(Source records)
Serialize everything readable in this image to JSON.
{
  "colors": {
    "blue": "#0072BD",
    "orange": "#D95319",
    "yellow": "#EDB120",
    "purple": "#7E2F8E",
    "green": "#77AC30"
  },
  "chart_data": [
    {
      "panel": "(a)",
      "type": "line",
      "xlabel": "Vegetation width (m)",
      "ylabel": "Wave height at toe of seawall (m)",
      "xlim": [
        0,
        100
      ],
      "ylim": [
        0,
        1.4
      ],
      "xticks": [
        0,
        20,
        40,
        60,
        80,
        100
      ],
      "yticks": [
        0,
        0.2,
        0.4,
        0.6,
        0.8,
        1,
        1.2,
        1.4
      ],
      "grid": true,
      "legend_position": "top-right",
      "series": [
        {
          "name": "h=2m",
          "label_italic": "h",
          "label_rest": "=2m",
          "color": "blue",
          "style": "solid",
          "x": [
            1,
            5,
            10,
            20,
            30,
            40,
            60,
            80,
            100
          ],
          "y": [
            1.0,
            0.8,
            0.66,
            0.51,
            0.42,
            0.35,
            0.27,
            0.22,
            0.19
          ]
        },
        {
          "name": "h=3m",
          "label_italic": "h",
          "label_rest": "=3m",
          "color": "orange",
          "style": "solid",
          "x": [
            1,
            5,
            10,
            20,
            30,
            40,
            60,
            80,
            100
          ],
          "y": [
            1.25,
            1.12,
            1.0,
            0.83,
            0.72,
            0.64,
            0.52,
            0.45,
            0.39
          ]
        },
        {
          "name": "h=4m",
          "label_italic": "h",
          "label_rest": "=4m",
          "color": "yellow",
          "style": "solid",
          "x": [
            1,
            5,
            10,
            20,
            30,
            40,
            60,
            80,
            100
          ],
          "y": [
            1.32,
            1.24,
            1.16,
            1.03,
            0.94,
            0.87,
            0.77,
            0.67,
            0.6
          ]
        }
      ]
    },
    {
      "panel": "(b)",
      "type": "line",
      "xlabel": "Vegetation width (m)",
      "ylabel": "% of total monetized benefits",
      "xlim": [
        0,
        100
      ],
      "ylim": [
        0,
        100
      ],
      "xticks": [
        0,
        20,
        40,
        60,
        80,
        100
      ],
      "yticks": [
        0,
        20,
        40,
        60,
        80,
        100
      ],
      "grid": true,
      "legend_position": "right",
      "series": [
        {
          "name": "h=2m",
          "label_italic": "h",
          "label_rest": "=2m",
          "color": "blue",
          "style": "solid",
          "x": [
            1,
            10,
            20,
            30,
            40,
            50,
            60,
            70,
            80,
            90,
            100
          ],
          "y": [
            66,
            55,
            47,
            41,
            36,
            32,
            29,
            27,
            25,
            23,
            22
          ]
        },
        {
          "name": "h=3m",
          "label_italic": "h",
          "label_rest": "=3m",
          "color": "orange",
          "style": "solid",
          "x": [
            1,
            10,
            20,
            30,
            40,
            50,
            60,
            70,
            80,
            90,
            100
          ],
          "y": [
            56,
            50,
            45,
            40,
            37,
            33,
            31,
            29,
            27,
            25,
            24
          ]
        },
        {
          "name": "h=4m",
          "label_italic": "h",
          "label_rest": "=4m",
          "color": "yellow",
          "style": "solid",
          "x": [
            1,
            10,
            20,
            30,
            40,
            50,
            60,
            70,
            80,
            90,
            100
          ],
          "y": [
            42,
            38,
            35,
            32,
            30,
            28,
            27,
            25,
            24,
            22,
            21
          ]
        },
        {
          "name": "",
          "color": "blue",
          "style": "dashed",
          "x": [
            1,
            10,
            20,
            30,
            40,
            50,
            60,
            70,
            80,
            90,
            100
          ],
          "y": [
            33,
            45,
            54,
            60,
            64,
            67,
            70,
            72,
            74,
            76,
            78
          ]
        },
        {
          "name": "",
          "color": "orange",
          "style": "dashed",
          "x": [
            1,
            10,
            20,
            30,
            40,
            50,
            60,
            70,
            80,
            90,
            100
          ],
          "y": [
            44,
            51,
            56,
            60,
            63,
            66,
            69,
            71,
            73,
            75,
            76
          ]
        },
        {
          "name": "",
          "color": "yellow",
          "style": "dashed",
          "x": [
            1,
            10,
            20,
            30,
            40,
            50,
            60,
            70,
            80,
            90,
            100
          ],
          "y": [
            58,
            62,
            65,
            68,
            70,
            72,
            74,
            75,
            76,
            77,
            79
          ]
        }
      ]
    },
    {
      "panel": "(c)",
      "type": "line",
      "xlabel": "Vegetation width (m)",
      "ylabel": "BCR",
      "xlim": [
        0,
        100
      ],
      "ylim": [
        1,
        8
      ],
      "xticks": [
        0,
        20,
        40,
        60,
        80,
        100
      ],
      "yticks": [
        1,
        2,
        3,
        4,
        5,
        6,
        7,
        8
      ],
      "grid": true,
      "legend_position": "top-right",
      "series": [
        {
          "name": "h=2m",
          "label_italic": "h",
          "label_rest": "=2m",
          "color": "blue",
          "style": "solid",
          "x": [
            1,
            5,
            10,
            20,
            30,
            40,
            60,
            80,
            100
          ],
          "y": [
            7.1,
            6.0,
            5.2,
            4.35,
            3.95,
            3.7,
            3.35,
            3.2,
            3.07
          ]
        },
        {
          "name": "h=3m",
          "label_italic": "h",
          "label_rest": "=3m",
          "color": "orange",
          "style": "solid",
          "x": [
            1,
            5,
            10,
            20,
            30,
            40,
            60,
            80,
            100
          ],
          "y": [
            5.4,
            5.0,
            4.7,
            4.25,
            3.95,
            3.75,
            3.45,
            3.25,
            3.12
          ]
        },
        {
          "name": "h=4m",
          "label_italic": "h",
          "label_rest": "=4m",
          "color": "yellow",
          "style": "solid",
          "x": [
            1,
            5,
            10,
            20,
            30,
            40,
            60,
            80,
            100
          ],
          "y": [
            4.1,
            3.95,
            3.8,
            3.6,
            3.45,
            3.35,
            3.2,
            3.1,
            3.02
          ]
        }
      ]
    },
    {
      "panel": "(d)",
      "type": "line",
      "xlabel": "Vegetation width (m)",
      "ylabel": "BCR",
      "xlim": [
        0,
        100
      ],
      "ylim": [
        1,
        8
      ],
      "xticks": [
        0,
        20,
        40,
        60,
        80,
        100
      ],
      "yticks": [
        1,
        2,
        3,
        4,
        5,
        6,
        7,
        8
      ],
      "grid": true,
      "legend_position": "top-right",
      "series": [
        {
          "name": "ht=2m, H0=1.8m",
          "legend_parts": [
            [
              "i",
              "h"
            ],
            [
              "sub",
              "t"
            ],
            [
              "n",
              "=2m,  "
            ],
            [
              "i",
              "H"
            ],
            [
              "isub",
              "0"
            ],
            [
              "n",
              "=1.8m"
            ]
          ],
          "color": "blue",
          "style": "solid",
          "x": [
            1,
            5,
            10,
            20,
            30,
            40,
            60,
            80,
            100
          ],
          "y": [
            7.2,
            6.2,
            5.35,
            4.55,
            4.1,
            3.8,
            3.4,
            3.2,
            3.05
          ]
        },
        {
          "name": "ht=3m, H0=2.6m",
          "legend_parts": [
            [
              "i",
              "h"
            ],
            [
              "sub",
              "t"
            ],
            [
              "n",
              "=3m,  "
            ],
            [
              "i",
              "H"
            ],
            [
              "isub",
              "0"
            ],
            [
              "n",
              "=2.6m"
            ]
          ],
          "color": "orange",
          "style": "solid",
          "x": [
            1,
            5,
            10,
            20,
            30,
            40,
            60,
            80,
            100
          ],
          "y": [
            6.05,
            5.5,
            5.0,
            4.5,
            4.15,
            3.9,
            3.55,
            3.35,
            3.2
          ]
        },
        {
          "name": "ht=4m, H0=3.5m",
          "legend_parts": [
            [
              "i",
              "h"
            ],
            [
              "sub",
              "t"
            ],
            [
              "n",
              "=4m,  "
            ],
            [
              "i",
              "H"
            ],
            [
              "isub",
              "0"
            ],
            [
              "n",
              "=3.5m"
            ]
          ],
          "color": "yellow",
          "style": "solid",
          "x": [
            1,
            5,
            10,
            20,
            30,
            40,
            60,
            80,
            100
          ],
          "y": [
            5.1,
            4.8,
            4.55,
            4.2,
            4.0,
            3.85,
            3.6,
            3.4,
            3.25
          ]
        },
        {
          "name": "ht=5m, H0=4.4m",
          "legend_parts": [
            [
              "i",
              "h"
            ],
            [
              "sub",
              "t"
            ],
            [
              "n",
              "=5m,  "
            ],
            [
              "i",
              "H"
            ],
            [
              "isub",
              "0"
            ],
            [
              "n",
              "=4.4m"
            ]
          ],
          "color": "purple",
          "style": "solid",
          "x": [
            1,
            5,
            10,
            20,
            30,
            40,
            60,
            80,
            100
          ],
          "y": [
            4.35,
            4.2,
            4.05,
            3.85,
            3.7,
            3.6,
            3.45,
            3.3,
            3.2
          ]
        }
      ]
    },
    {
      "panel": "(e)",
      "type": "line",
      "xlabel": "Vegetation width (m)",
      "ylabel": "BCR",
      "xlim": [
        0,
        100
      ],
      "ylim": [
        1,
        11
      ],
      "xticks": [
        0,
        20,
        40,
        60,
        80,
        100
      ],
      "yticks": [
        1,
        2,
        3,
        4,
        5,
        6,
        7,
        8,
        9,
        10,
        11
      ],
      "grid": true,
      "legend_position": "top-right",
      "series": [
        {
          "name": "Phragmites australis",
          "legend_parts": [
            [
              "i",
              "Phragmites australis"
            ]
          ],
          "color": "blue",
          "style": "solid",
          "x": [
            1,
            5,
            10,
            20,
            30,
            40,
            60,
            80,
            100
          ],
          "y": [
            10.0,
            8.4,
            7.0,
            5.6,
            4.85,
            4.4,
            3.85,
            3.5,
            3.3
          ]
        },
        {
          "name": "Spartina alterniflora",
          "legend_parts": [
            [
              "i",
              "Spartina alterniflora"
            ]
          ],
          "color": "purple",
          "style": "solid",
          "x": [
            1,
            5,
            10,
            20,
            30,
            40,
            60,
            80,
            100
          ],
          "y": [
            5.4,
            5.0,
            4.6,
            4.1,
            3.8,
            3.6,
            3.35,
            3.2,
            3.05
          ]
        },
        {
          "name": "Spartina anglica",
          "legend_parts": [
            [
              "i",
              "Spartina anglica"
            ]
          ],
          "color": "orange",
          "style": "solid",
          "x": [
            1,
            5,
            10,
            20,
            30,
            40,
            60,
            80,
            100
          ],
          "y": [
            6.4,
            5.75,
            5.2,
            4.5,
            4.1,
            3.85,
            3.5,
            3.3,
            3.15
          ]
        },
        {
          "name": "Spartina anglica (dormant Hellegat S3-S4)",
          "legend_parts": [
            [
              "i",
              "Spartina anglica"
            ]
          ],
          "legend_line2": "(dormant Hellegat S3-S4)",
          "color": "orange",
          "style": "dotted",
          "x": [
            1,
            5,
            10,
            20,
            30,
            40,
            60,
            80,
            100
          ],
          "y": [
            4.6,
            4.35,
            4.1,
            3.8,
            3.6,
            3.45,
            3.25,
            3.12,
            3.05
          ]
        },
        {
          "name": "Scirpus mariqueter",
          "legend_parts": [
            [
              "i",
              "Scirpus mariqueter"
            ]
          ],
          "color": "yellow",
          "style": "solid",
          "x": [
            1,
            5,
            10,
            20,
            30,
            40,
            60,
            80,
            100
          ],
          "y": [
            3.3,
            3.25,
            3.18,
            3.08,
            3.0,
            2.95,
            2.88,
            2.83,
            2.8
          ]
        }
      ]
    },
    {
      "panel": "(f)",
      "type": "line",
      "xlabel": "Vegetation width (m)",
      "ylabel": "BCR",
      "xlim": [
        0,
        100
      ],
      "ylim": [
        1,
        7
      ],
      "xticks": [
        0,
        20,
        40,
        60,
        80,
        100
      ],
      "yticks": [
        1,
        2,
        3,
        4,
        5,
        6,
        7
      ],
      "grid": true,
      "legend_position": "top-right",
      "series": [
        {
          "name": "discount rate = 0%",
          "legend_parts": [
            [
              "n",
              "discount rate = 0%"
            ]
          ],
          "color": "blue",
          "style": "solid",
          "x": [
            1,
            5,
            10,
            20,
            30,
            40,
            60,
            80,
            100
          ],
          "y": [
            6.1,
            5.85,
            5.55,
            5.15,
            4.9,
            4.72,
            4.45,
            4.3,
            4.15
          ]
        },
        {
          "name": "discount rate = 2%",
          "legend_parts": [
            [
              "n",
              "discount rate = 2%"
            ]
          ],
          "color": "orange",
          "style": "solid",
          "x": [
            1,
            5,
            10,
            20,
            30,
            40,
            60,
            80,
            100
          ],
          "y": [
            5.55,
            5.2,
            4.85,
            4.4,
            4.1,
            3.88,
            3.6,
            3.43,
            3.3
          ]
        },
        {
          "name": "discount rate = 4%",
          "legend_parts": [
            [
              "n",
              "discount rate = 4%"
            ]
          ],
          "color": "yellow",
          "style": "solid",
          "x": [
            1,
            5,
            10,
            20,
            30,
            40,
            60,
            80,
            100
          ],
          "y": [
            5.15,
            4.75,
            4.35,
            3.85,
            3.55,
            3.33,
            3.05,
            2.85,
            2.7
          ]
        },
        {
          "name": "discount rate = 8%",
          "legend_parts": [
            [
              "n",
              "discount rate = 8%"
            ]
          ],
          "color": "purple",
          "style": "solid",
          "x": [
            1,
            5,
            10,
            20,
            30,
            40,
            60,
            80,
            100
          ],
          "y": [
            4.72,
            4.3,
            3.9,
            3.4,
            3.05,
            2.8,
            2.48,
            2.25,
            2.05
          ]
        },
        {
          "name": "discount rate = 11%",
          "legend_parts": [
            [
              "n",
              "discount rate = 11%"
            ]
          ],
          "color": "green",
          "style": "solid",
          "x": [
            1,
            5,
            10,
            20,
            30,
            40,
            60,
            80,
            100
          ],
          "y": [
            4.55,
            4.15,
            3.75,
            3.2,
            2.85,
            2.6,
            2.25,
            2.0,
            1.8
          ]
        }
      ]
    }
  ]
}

## EXERCISE INSTRUCTIONS:
What count of lines in the listing contain the word "discount"? Reply with the number only.

## THE RESULT:
10